▼▼▼
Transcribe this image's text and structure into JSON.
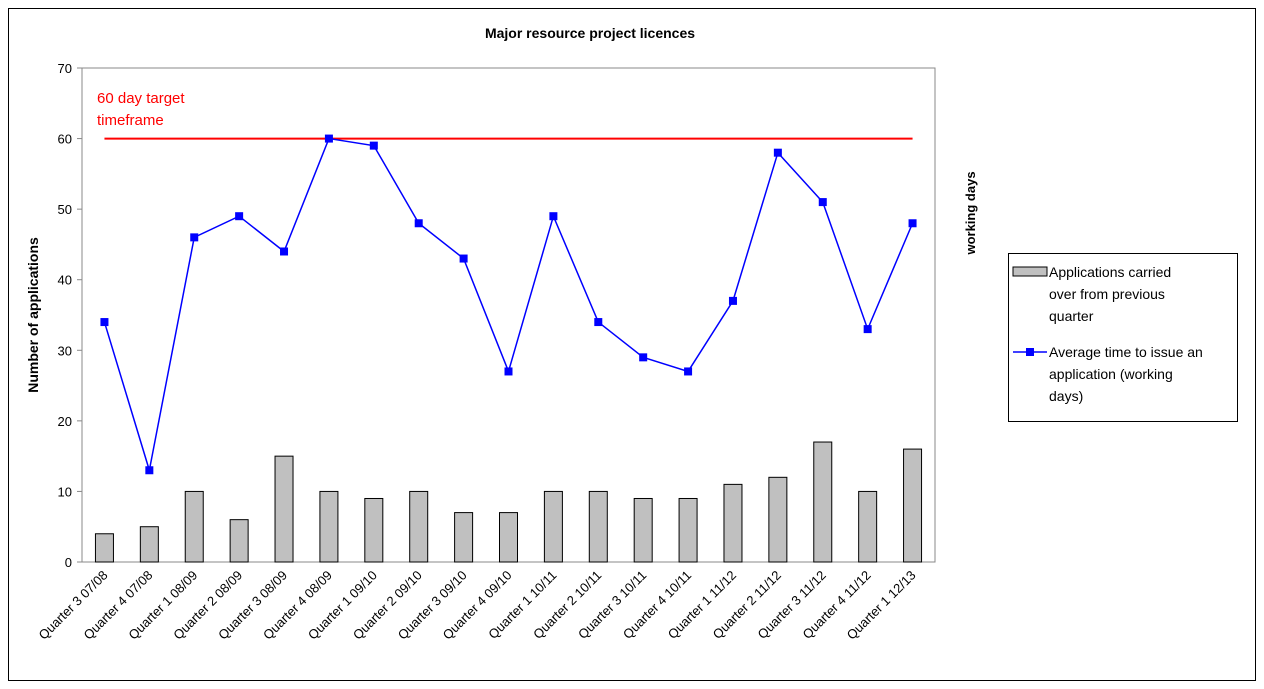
{
  "chart_data": {
    "type": "bar",
    "title": "Major resource project licences",
    "y_label": "Number of applications",
    "y2_label": "working days",
    "categories": [
      "Quarter 3 07/08",
      "Quarter 4 07/08",
      "Quarter 1 08/09",
      "Quarter 2 08/09",
      "Quarter 3 08/09",
      "Quarter 4 08/09",
      "Quarter 1 09/10",
      "Quarter 2 09/10",
      "Quarter 3 09/10",
      "Quarter 4 09/10",
      "Quarter 1 10/11",
      "Quarter 2 10/11",
      "Quarter 3 10/11",
      "Quarter 4 10/11",
      "Quarter 1 11/12",
      "Quarter 2 11/12",
      "Quarter 3 11/12",
      "Quarter 4 11/12",
      "Quarter 1 12/13"
    ],
    "series": [
      {
        "name": "Applications carried over from previous quarter",
        "type": "bar",
        "color": "#c0c0c0",
        "values": [
          4,
          5,
          10,
          6,
          15,
          10,
          9,
          10,
          7,
          7,
          10,
          10,
          9,
          9,
          11,
          12,
          17,
          10,
          16
        ]
      },
      {
        "name": "Average time to issue an application (working days)",
        "type": "line",
        "color": "#0000ff",
        "values": [
          34,
          13,
          46,
          49,
          44,
          60,
          59,
          48,
          43,
          27,
          49,
          34,
          29,
          27,
          37,
          58,
          51,
          33,
          48
        ]
      }
    ],
    "target": {
      "value": 60,
      "color": "#ff0000",
      "label": [
        "60 day target",
        "timeframe"
      ]
    },
    "ylim": [
      0,
      70
    ],
    "yticks": [
      0,
      10,
      20,
      30,
      40,
      50,
      60,
      70
    ],
    "legend": "right"
  }
}
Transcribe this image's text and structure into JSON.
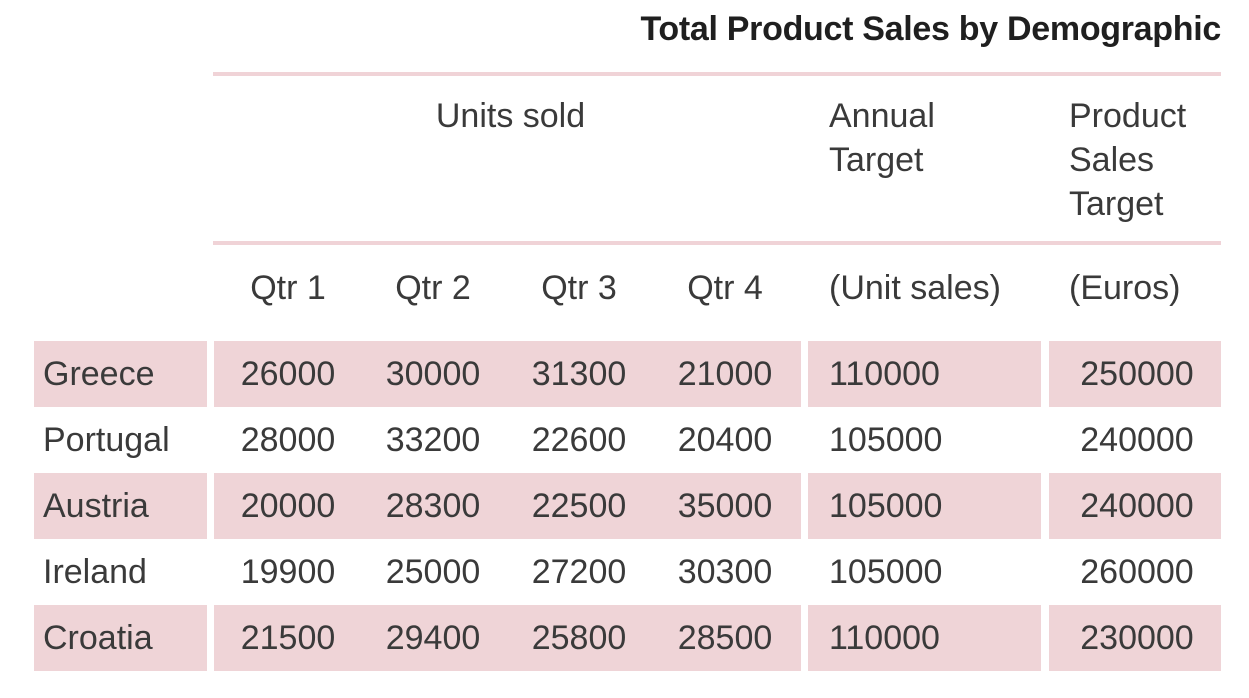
{
  "chart_data": {
    "type": "table",
    "title": "Total Product Sales by Demographic",
    "group_headers": {
      "units_sold": "Units sold",
      "annual_target": "Annual Target",
      "annual_target_lines": [
        "Annual",
        "Target"
      ],
      "sales_target": "Product Sales Target",
      "sales_target_lines": [
        "Product",
        "Sales",
        "Target"
      ]
    },
    "columns": [
      "Qtr 1",
      "Qtr 2",
      "Qtr 3",
      "Qtr 4",
      "(Unit sales)",
      "(Euros)"
    ],
    "rows": [
      {
        "label": "Greece",
        "values": [
          26000,
          30000,
          31300,
          21000,
          110000,
          250000
        ],
        "highlight": true
      },
      {
        "label": "Portugal",
        "values": [
          28000,
          33200,
          22600,
          20400,
          105000,
          240000
        ],
        "highlight": false
      },
      {
        "label": "Austria",
        "values": [
          20000,
          28300,
          22500,
          35000,
          105000,
          240000
        ],
        "highlight": true
      },
      {
        "label": "Ireland",
        "values": [
          19900,
          25000,
          27200,
          30300,
          105000,
          260000
        ],
        "highlight": false
      },
      {
        "label": "Croatia",
        "values": [
          21500,
          29400,
          25800,
          28500,
          110000,
          230000
        ],
        "highlight": true
      }
    ],
    "colors": {
      "highlight_fill": "#efd4d7",
      "rule": "#f0d3d7",
      "text": "#3a3a3a",
      "title": "#1f1f1f"
    }
  }
}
▲▲▲
Take the listing above and print it exactly, apart from the pictures.

Transcribe this image's text and structure into JSON.
{
  "chart_data": {
    "type": "bar",
    "title": "Major resource project licences",
    "y_label": "Number of applications",
    "y2_label": "working days",
    "categories": [
      "Quarter 3 07/08",
      "Quarter 4 07/08",
      "Quarter 1 08/09",
      "Quarter 2 08/09",
      "Quarter 3 08/09",
      "Quarter 4 08/09",
      "Quarter 1 09/10",
      "Quarter 2 09/10",
      "Quarter 3 09/10",
      "Quarter 4 09/10",
      "Quarter 1 10/11",
      "Quarter 2 10/11",
      "Quarter 3 10/11",
      "Quarter 4 10/11",
      "Quarter 1 11/12",
      "Quarter 2 11/12",
      "Quarter 3 11/12",
      "Quarter 4 11/12",
      "Quarter 1 12/13"
    ],
    "series": [
      {
        "name": "Applications carried over from previous quarter",
        "type": "bar",
        "color": "#c0c0c0",
        "values": [
          4,
          5,
          10,
          6,
          15,
          10,
          9,
          10,
          7,
          7,
          10,
          10,
          9,
          9,
          11,
          12,
          17,
          10,
          16
        ]
      },
      {
        "name": "Average time to issue an application (working days)",
        "type": "line",
        "color": "#0000ff",
        "values": [
          34,
          13,
          46,
          49,
          44,
          60,
          59,
          48,
          43,
          27,
          49,
          34,
          29,
          27,
          37,
          58,
          51,
          33,
          48
        ]
      }
    ],
    "target": {
      "value": 60,
      "color": "#ff0000",
      "label": [
        "60 day target",
        "timeframe"
      ]
    },
    "ylim": [
      0,
      70
    ],
    "yticks": [
      0,
      10,
      20,
      30,
      40,
      50,
      60,
      70
    ],
    "legend": "right"
  }
}
Transcribe this image's text and structure into JSON.
{
  "chart_data": {
    "type": "table",
    "title": "Total Product Sales by Demographic",
    "group_headers": {
      "units_sold": "Units sold",
      "annual_target": "Annual Target",
      "annual_target_lines": [
        "Annual",
        "Target"
      ],
      "sales_target": "Product Sales Target",
      "sales_target_lines": [
        "Product",
        "Sales",
        "Target"
      ]
    },
    "columns": [
      "Qtr 1",
      "Qtr 2",
      "Qtr 3",
      "Qtr 4",
      "(Unit sales)",
      "(Euros)"
    ],
    "rows": [
      {
        "label": "Greece",
        "values": [
          26000,
          30000,
          31300,
          21000,
          110000,
          250000
        ],
        "highlight": true
      },
      {
        "label": "Portugal",
        "values": [
          28000,
          33200,
          22600,
          20400,
          105000,
          240000
        ],
        "highlight": false
      },
      {
        "label": "Austria",
        "values": [
          20000,
          28300,
          22500,
          35000,
          105000,
          240000
        ],
        "highlight": true
      },
      {
        "label": "Ireland",
        "values": [
          19900,
          25000,
          27200,
          30300,
          105000,
          260000
        ],
        "highlight": false
      },
      {
        "label": "Croatia",
        "values": [
          21500,
          29400,
          25800,
          28500,
          110000,
          230000
        ],
        "highlight": true
      }
    ],
    "colors": {
      "highlight_fill": "#efd4d7",
      "rule": "#f0d3d7",
      "text": "#3a3a3a",
      "title": "#1f1f1f"
    }
  }
}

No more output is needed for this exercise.